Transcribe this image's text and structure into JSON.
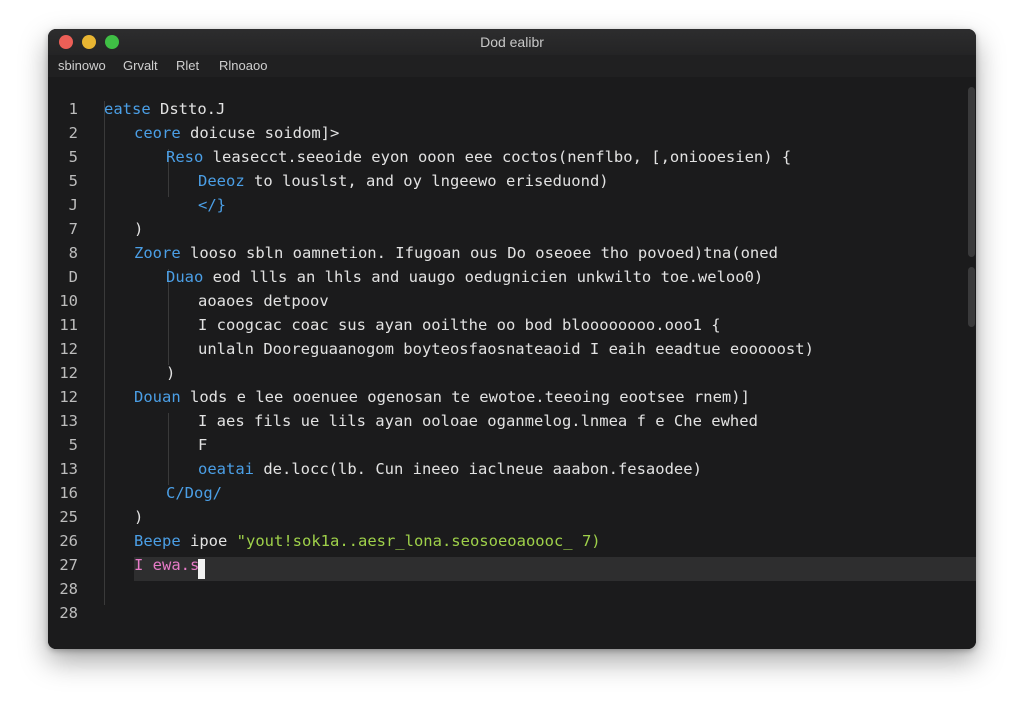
{
  "window": {
    "title": "Dod ealibr"
  },
  "menu": [
    "sbinowo",
    "Grvalt",
    "Rlet",
    "Rlnoaoo"
  ],
  "gutter_numbers": [
    "1",
    "2",
    "5",
    "5",
    "J",
    "7",
    "8",
    "D",
    "10",
    "11",
    "12",
    "12",
    "12",
    "13",
    "5",
    "13",
    "16",
    "25",
    "26",
    "27",
    "28",
    "28"
  ],
  "code": [
    {
      "text": "eatse Dstto.J",
      "kind": "kw-first"
    },
    {
      "text": "ceore doicuse soidom]>",
      "kind": "mixed"
    },
    {
      "text": "Reso leasecct.seeoide eyon ooon eee coctos(nenflbo, [,oniooesien) {",
      "kind": "mixed"
    },
    {
      "text": "Deeoz to louslst, and oy lngeewo eriseduond)",
      "kind": "mixed"
    },
    {
      "text": "</}",
      "kind": "kw"
    },
    {
      "text": ")",
      "kind": "plain"
    },
    {
      "text": "Zoore looso sbln oamnetion. Ifugoan ous Do oseoee tho povoed)tna(oned",
      "kind": "mixed"
    },
    {
      "text": "Duao eod llls an lhls and uaugo oedugnicien unkwilto toe.weloo0)",
      "kind": "mixed"
    },
    {
      "text": "aoaoes detpoov",
      "kind": "plain"
    },
    {
      "text": "I coogcac coac sus ayan ooilthe oo bod bloooooooo.ooo1 {",
      "kind": "plain"
    },
    {
      "text": "unlaln Dooreguaanogom boyteosfaosnateaoid I eaih eeadtue eooooost)",
      "kind": "plain"
    },
    {
      "text": ")",
      "kind": "plain"
    },
    {
      "text": "Douan lods e lee ooenuee ogenosan te ewotoe.teeoing eootsee rnem)]",
      "kind": "mixed"
    },
    {
      "text": "I aes fils ue lils ayan ooloae oganmelog.lnmea f e Che ewhed",
      "kind": "plain"
    },
    {
      "text": "F",
      "kind": "plain"
    },
    {
      "text": "oeatai de.locc(lb. Cun ineeo iaclneue aaabon.fesaodee)",
      "kind": "mixed"
    },
    {
      "text": "C/Dog/",
      "kind": "kw"
    },
    {
      "text": ")",
      "kind": "plain"
    },
    {
      "text": "Beepe ipoe \"yout!sok1a..aesr_lona.seosoeoaoooc_ 7)",
      "kind": "mixed"
    },
    {
      "text": "I ewa.s",
      "kind": "pink"
    },
    {
      "text": "",
      "kind": "plain"
    },
    {
      "text": "",
      "kind": "plain"
    }
  ],
  "colors": {
    "keyword": "#4b9fe6",
    "string": "#9fd14a",
    "text": "#e2e2e2",
    "background": "#1b1b1c",
    "current_line": "#2e2e2f"
  }
}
::::::::
Aim of the exercise: Transcribe the whole listing exactly. Pictures are excluded.

Solution to the exercise:
Transcribe this image's text and structure into JSON.
{
  "window": {
    "title": "Dod ealibr"
  },
  "menu": [
    "sbinowo",
    "Grvalt",
    "Rlet",
    "Rlnoaoo"
  ],
  "gutter_numbers": [
    "1",
    "2",
    "5",
    "5",
    "J",
    "7",
    "8",
    "D",
    "10",
    "11",
    "12",
    "12",
    "12",
    "13",
    "5",
    "13",
    "16",
    "25",
    "26",
    "27",
    "28",
    "28"
  ],
  "code": [
    {
      "text": "eatse Dstto.J",
      "kind": "kw-first"
    },
    {
      "text": "ceore doicuse soidom]>",
      "kind": "mixed"
    },
    {
      "text": "Reso leasecct.seeoide eyon ooon eee coctos(nenflbo, [,oniooesien) {",
      "kind": "mixed"
    },
    {
      "text": "Deeoz to louslst, and oy lngeewo eriseduond)",
      "kind": "mixed"
    },
    {
      "text": "</}",
      "kind": "kw"
    },
    {
      "text": ")",
      "kind": "plain"
    },
    {
      "text": "Zoore looso sbln oamnetion. Ifugoan ous Do oseoee tho povoed)tna(oned",
      "kind": "mixed"
    },
    {
      "text": "Duao eod llls an lhls and uaugo oedugnicien unkwilto toe.weloo0)",
      "kind": "mixed"
    },
    {
      "text": "aoaoes detpoov",
      "kind": "plain"
    },
    {
      "text": "I coogcac coac sus ayan ooilthe oo bod bloooooooo.ooo1 {",
      "kind": "plain"
    },
    {
      "text": "unlaln Dooreguaanogom boyteosfaosnateaoid I eaih eeadtue eooooost)",
      "kind": "plain"
    },
    {
      "text": ")",
      "kind": "plain"
    },
    {
      "text": "Douan lods e lee ooenuee ogenosan te ewotoe.teeoing eootsee rnem)]",
      "kind": "mixed"
    },
    {
      "text": "I aes fils ue lils ayan ooloae oganmelog.lnmea f e Che ewhed",
      "kind": "plain"
    },
    {
      "text": "F",
      "kind": "plain"
    },
    {
      "text": "oeatai de.locc(lb. Cun ineeo iaclneue aaabon.fesaodee)",
      "kind": "mixed"
    },
    {
      "text": "C/Dog/",
      "kind": "kw"
    },
    {
      "text": ")",
      "kind": "plain"
    },
    {
      "text": "Beepe ipoe \"yout!sok1a..aesr_lona.seosoeoaoooc_ 7)",
      "kind": "mixed"
    },
    {
      "text": "I ewa.s",
      "kind": "pink"
    },
    {
      "text": "",
      "kind": "plain"
    },
    {
      "text": "",
      "kind": "plain"
    }
  ],
  "colors": {
    "keyword": "#4b9fe6",
    "string": "#9fd14a",
    "text": "#e2e2e2",
    "background": "#1b1b1c",
    "current_line": "#2e2e2f"
  }
}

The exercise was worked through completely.